__STATED PROBLEM__
Copy each line where the word "name" occurs.

START EXTRACTED DATA

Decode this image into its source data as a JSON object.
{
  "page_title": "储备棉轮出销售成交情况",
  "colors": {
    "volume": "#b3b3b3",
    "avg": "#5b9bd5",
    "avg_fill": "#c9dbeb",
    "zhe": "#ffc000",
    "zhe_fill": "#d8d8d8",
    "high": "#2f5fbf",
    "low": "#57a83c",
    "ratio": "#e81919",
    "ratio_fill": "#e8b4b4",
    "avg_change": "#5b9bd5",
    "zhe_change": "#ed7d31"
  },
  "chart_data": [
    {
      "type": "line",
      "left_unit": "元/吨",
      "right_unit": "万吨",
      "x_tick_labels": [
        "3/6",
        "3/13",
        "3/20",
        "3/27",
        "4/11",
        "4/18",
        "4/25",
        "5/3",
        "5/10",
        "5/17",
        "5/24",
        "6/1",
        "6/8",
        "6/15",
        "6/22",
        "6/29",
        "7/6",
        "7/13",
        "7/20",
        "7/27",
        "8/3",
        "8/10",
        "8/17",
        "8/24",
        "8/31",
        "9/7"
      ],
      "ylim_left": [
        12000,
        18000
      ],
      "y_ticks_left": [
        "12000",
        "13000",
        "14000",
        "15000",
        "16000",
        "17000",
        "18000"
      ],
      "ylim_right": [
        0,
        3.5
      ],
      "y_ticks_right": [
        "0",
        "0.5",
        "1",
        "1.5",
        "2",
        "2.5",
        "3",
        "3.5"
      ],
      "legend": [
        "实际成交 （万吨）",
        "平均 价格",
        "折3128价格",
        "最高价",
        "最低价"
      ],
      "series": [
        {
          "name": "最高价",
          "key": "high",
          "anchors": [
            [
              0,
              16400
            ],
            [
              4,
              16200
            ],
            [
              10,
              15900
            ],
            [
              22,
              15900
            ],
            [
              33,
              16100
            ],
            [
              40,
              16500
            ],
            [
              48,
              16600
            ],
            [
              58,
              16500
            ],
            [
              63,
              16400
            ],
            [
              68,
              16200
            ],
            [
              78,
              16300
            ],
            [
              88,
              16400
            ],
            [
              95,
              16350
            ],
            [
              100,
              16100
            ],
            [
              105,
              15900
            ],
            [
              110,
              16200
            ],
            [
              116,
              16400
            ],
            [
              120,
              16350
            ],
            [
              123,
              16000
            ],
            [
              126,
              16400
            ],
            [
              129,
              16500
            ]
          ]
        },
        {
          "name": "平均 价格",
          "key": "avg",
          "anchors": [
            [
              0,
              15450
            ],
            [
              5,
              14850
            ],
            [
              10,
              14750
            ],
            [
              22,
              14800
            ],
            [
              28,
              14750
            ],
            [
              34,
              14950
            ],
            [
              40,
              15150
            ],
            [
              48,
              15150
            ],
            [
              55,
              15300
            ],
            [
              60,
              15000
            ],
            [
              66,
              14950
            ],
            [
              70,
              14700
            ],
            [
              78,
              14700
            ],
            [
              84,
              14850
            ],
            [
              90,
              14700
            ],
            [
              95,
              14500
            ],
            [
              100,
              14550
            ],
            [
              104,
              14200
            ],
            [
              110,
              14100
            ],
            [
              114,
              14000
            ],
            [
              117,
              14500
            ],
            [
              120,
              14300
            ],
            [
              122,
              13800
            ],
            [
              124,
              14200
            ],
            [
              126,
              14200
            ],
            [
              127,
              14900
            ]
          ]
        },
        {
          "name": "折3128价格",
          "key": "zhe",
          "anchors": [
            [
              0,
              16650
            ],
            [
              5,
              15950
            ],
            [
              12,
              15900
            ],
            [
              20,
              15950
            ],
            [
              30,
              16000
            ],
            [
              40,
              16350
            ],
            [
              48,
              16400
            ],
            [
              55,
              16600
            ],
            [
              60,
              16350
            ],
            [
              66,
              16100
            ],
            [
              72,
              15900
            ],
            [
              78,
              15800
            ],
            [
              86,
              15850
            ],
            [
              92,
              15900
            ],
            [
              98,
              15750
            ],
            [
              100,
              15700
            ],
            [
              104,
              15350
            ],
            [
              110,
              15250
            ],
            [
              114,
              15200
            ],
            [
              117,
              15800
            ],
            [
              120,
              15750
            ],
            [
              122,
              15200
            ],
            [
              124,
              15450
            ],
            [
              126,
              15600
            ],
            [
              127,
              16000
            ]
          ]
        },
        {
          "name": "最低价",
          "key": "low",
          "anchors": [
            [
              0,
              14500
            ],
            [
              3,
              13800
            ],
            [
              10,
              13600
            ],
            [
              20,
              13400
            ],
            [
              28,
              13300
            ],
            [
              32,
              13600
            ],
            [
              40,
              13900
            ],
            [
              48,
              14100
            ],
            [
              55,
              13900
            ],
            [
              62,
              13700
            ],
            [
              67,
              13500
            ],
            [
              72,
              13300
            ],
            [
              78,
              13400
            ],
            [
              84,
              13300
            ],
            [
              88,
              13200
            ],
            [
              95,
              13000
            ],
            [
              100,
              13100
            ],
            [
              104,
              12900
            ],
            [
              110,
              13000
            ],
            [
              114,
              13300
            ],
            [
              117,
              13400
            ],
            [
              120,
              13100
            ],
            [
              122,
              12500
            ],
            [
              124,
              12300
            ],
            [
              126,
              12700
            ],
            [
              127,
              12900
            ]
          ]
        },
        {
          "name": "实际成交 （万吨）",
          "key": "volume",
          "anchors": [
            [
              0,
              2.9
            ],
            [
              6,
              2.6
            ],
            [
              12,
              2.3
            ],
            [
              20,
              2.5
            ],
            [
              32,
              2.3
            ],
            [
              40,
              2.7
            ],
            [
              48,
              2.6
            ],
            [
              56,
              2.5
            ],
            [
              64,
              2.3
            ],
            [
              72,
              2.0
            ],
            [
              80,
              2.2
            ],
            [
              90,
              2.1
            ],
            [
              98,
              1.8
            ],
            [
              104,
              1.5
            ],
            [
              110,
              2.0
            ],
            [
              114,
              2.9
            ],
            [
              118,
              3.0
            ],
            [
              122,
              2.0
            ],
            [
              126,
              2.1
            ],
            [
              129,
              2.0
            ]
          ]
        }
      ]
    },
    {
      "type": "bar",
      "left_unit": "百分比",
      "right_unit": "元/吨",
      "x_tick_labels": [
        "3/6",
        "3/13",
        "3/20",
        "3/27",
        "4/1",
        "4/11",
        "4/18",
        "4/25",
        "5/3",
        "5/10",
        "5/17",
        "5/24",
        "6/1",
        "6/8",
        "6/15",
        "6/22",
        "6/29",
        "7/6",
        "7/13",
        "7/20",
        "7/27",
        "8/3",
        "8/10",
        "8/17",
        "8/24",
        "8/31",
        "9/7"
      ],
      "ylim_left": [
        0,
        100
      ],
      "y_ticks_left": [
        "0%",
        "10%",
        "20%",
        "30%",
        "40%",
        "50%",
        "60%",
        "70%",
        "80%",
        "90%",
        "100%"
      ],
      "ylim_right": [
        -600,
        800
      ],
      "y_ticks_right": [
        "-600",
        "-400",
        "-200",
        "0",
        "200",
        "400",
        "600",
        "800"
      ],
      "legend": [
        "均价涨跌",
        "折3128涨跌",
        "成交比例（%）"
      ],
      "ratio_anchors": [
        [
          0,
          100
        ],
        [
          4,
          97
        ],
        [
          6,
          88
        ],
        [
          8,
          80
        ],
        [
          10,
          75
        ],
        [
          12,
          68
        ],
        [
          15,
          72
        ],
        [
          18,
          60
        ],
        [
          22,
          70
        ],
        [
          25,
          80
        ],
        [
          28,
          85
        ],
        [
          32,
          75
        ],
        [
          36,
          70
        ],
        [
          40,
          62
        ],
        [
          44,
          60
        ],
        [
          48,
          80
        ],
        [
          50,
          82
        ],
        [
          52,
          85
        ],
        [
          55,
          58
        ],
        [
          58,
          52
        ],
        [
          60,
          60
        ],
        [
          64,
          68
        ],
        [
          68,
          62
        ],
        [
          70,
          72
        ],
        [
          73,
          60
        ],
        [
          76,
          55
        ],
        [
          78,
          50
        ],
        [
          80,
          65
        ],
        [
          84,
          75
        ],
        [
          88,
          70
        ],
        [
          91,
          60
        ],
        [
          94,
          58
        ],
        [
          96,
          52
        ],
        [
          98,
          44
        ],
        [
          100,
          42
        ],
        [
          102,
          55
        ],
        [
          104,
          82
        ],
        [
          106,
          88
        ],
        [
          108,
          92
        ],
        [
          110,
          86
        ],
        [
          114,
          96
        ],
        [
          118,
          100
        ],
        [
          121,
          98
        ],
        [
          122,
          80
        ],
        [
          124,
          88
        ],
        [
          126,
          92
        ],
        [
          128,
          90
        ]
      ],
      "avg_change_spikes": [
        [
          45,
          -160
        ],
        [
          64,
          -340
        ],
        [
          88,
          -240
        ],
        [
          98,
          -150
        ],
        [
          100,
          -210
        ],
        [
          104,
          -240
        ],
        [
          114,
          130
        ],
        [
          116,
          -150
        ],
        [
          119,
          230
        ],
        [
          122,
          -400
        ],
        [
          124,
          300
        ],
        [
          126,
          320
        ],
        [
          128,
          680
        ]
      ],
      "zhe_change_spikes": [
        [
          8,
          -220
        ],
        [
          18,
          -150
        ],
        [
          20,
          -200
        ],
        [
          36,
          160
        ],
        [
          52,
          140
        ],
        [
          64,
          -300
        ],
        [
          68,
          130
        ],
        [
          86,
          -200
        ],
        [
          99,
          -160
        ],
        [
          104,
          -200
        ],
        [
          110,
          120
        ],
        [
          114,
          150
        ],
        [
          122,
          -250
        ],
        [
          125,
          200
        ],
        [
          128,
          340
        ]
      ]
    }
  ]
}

END EXTRACTED DATA

__TASK OUTPUT__
          "name": "最高价",
          "name": "平均 价格",
          "name": "折3128价格",
          "name": "最低价",
          "name": "实际成交 （万吨）",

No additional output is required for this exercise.